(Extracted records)
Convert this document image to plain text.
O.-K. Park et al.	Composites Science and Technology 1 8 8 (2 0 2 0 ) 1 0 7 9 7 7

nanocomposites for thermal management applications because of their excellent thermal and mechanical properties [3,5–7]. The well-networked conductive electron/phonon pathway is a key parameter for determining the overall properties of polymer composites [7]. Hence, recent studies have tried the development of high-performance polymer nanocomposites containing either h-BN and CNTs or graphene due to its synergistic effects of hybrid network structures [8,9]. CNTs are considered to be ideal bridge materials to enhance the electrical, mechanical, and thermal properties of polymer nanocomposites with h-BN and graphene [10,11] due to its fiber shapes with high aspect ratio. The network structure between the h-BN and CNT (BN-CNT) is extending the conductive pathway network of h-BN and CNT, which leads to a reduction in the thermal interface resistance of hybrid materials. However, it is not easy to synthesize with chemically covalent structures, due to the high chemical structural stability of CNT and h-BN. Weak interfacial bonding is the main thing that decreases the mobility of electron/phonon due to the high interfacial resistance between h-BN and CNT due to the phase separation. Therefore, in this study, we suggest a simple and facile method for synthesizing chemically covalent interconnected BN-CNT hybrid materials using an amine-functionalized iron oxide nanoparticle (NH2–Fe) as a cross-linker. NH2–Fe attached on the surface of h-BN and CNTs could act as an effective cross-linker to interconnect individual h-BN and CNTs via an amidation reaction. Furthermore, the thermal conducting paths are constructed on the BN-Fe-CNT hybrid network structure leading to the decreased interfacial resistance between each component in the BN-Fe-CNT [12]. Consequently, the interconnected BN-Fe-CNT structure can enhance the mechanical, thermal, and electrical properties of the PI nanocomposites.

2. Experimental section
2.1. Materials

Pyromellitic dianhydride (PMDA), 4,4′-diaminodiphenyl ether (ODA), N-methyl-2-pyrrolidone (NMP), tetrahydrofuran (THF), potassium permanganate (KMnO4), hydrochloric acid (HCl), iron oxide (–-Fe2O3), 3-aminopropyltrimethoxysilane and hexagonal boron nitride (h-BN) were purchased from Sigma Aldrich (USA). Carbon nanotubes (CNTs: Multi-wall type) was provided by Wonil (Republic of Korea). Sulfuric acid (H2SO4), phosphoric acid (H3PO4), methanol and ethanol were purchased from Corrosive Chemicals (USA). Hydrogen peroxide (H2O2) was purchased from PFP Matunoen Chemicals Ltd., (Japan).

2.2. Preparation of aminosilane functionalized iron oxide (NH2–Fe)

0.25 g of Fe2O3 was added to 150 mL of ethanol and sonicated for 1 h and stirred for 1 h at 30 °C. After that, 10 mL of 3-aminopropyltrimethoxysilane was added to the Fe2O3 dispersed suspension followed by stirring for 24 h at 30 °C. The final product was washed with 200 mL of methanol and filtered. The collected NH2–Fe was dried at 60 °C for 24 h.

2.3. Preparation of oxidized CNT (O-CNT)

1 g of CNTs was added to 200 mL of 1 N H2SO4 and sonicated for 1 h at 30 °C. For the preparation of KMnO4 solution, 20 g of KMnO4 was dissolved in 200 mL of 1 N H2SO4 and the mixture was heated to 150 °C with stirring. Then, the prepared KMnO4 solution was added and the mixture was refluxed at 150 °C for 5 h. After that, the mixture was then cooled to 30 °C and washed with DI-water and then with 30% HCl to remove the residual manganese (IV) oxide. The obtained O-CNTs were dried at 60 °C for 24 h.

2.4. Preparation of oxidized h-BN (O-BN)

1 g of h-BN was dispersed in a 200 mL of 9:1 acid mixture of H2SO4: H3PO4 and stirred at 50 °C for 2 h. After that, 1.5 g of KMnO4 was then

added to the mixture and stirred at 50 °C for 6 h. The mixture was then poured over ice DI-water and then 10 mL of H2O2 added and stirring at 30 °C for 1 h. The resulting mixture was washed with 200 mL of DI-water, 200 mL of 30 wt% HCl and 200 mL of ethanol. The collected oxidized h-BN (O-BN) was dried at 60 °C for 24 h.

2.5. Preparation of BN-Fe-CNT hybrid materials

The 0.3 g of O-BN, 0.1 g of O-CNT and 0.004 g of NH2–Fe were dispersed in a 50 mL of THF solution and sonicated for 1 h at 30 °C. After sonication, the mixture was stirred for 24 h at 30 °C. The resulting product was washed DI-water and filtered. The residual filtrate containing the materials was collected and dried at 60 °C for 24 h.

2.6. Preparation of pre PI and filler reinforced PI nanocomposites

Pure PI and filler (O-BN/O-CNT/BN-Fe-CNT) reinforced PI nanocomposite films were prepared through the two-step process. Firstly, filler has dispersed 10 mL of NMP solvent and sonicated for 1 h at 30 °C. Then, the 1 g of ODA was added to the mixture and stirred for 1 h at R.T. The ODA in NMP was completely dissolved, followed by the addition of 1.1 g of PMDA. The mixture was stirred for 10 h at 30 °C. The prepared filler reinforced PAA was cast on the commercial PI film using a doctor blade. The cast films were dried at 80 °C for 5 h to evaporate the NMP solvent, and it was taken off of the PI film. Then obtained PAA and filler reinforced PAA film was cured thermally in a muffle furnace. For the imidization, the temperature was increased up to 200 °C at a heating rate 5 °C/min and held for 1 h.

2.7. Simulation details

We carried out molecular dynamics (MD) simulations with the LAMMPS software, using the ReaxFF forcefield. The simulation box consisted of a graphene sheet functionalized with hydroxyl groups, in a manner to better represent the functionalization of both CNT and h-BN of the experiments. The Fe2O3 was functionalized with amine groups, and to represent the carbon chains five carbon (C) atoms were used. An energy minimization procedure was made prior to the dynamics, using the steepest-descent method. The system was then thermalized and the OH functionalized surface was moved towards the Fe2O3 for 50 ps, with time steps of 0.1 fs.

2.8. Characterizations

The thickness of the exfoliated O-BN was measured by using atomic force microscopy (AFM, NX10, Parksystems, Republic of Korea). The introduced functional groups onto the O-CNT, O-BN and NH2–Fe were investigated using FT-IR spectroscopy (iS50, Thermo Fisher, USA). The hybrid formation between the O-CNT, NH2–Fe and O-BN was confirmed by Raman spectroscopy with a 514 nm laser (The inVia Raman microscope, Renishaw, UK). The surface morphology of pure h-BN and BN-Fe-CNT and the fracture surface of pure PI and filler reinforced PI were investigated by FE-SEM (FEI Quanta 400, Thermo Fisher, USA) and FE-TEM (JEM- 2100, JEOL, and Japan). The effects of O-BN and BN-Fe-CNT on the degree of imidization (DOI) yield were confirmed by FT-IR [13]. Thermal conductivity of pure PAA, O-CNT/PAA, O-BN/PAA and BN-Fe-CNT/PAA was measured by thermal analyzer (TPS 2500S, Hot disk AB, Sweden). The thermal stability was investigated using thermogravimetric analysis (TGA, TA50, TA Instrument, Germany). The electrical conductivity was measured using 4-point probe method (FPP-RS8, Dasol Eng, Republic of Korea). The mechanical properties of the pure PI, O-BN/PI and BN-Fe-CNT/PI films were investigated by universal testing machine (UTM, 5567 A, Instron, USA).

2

Brief – Copy out the whole listing exactly.

Answer to the task –
Convert this document image to plain text.
O.-K. Park et al.	Composites Science and Technology 1 8 8 (2 0 2 0 ) 1 0 7 9 7 7

nanocomposites for thermal management applications because of their excellent thermal and mechanical properties [3,5–7]. The well-networked conductive electron/phonon pathway is a key parameter for determining the overall properties of polymer composites [7]. Hence, recent studies have tried the development of high-performance polymer nanocomposites containing either h-BN and CNTs or graphene due to its synergistic effects of hybrid network structures [8,9]. CNTs are considered to be ideal bridge materials to enhance the electrical, mechanical, and thermal properties of polymer nanocomposites with h-BN and graphene [10,11] due to its fiber shapes with high aspect ratio. The network structure between the h-BN and CNT (BN-CNT) is extending the conductive pathway network of h-BN and CNT, which leads to a reduction in the thermal interface resistance of hybrid materials. However, it is not easy to synthesize with chemically covalent structures, due to the high chemical structural stability of CNT and h-BN. Weak interfacial bonding is the main thing that decreases the mobility of electron/phonon due to the high interfacial resistance between h-BN and CNT due to the phase separation. Therefore, in this study, we suggest a simple and facile method for synthesizing chemically covalent interconnected BN-CNT hybrid materials using an amine-functionalized iron oxide nanoparticle (NH2–Fe) as a cross-linker. NH2–Fe attached on the surface of h-BN and CNTs could act as an effective cross-linker to interconnect individual h-BN and CNTs via an amidation reaction. Furthermore, the thermal conducting paths are constructed on the BN-Fe-CNT hybrid network structure leading to the decreased interfacial resistance between each component in the BN-Fe-CNT [12]. Consequently, the interconnected BN-Fe-CNT structure can enhance the mechanical, thermal, and electrical properties of the PI nanocomposites.

2. Experimental section
2.1. Materials

Pyromellitic dianhydride (PMDA), 4,4′-diaminodiphenyl ether (ODA), N-methyl-2-pyrrolidone (NMP), tetrahydrofuran (THF), potassium permanganate (KMnO4), hydrochloric acid (HCl), iron oxide (–-Fe2O3), 3-aminopropyltrimethoxysilane and hexagonal boron nitride (h-BN) were purchased from Sigma Aldrich (USA). Carbon nanotubes (CNTs: Multi-wall type) was provided by Wonil (Republic of Korea). Sulfuric acid (H2SO4), phosphoric acid (H3PO4), methanol and ethanol were purchased from Corrosive Chemicals (USA). Hydrogen peroxide (H2O2) was purchased from PFP Matunoen Chemicals Ltd., (Japan).

2.2. Preparation of aminosilane functionalized iron oxide (NH2–Fe)

0.25 g of Fe2O3 was added to 150 mL of ethanol and sonicated for 1 h and stirred for 1 h at 30 °C. After that, 10 mL of 3-aminopropyltrimethoxysilane was added to the Fe2O3 dispersed suspension followed by stirring for 24 h at 30 °C. The final product was washed with 200 mL of methanol and filtered. The collected NH2–Fe was dried at 60 °C for 24 h.

2.3. Preparation of oxidized CNT (O-CNT)

1 g of CNTs was added to 200 mL of 1 N H2SO4 and sonicated for 1 h at 30 °C. For the preparation of KMnO4 solution, 20 g of KMnO4 was dissolved in 200 mL of 1 N H2SO4 and the mixture was heated to 150 °C with stirring. Then, the prepared KMnO4 solution was added and the mixture was refluxed at 150 °C for 5 h. After that, the mixture was then cooled to 30 °C and washed with DI-water and then with 30% HCl to remove the residual manganese (IV) oxide. The obtained O-CNTs were dried at 60 °C for 24 h.

2.4. Preparation of oxidized h-BN (O-BN)

1 g of h-BN was dispersed in a 200 mL of 9:1 acid mixture of H2SO4: H3PO4 and stirred at 50 °C for 2 h. After that, 1.5 g of KMnO4 was then

added to the mixture and stirred at 50 °C for 6 h. The mixture was then poured over ice DI-water and then 10 mL of H2O2 added and stirring at 30 °C for 1 h. The resulting mixture was washed with 200 mL of DI-water, 200 mL of 30 wt% HCl and 200 mL of ethanol. The collected oxidized h-BN (O-BN) was dried at 60 °C for 24 h.

2.5. Preparation of BN-Fe-CNT hybrid materials

The 0.3 g of O-BN, 0.1 g of O-CNT and 0.004 g of NH2–Fe were dispersed in a 50 mL of THF solution and sonicated for 1 h at 30 °C. After sonication, the mixture was stirred for 24 h at 30 °C. The resulting product was washed DI-water and filtered. The residual filtrate containing the materials was collected and dried at 60 °C for 24 h.

2.6. Preparation of pre PI and filler reinforced PI nanocomposites

Pure PI and filler (O-BN/O-CNT/BN-Fe-CNT) reinforced PI nanocomposite films were prepared through the two-step process. Firstly, filler has dispersed 10 mL of NMP solvent and sonicated for 1 h at 30 °C. Then, the 1 g of ODA was added to the mixture and stirred for 1 h at R.T. The ODA in NMP was completely dissolved, followed by the addition of 1.1 g of PMDA. The mixture was stirred for 10 h at 30 °C. The prepared filler reinforced PAA was cast on the commercial PI film using a doctor blade. The cast films were dried at 80 °C for 5 h to evaporate the NMP solvent, and it was taken off of the PI film. Then obtained PAA and filler reinforced PAA film was cured thermally in a muffle furnace. For the imidization, the temperature was increased up to 200 °C at a heating rate 5 °C/min and held for 1 h.

2.7. Simulation details

We carried out molecular dynamics (MD) simulations with the LAMMPS software, using the ReaxFF forcefield. The simulation box consisted of a graphene sheet functionalized with hydroxyl groups, in a manner to better represent the functionalization of both CNT and h-BN of the experiments. The Fe2O3 was functionalized with amine groups, and to represent the carbon chains five carbon (C) atoms were used. An energy minimization procedure was made prior to the dynamics, using the steepest-descent method. The system was then thermalized and the OH functionalized surface was moved towards the Fe2O3 for 50 ps, with time steps of 0.1 fs.

2.8. Characterizations

The thickness of the exfoliated O-BN was measured by using atomic force microscopy (AFM, NX10, Parksystems, Republic of Korea). The introduced functional groups onto the O-CNT, O-BN and NH2–Fe were investigated using FT-IR spectroscopy (iS50, Thermo Fisher, USA). The hybrid formation between the O-CNT, NH2–Fe and O-BN was confirmed by Raman spectroscopy with a 514 nm laser (The inVia Raman microscope, Renishaw, UK). The surface morphology of pure h-BN and BN-Fe-CNT and the fracture surface of pure PI and filler reinforced PI were investigated by FE-SEM (FEI Quanta 400, Thermo Fisher, USA) and FE-TEM (JEM- 2100, JEOL, and Japan). The effects of O-BN and BN-Fe-CNT on the degree of imidization (DOI) yield were confirmed by FT-IR [13]. Thermal conductivity of pure PAA, O-CNT/PAA, O-BN/PAA and BN-Fe-CNT/PAA was measured by thermal analyzer (TPS 2500S, Hot disk AB, Sweden). The thermal stability was investigated using thermogravimetric analysis (TGA, TA50, TA Instrument, Germany). The electrical conductivity was measured using 4-point probe method (FPP-RS8, Dasol Eng, Republic of Korea). The mechanical properties of the pure PI, O-BN/PI and BN-Fe-CNT/PI films were investigated by universal testing machine (UTM, 5567 A, Instron, USA).

2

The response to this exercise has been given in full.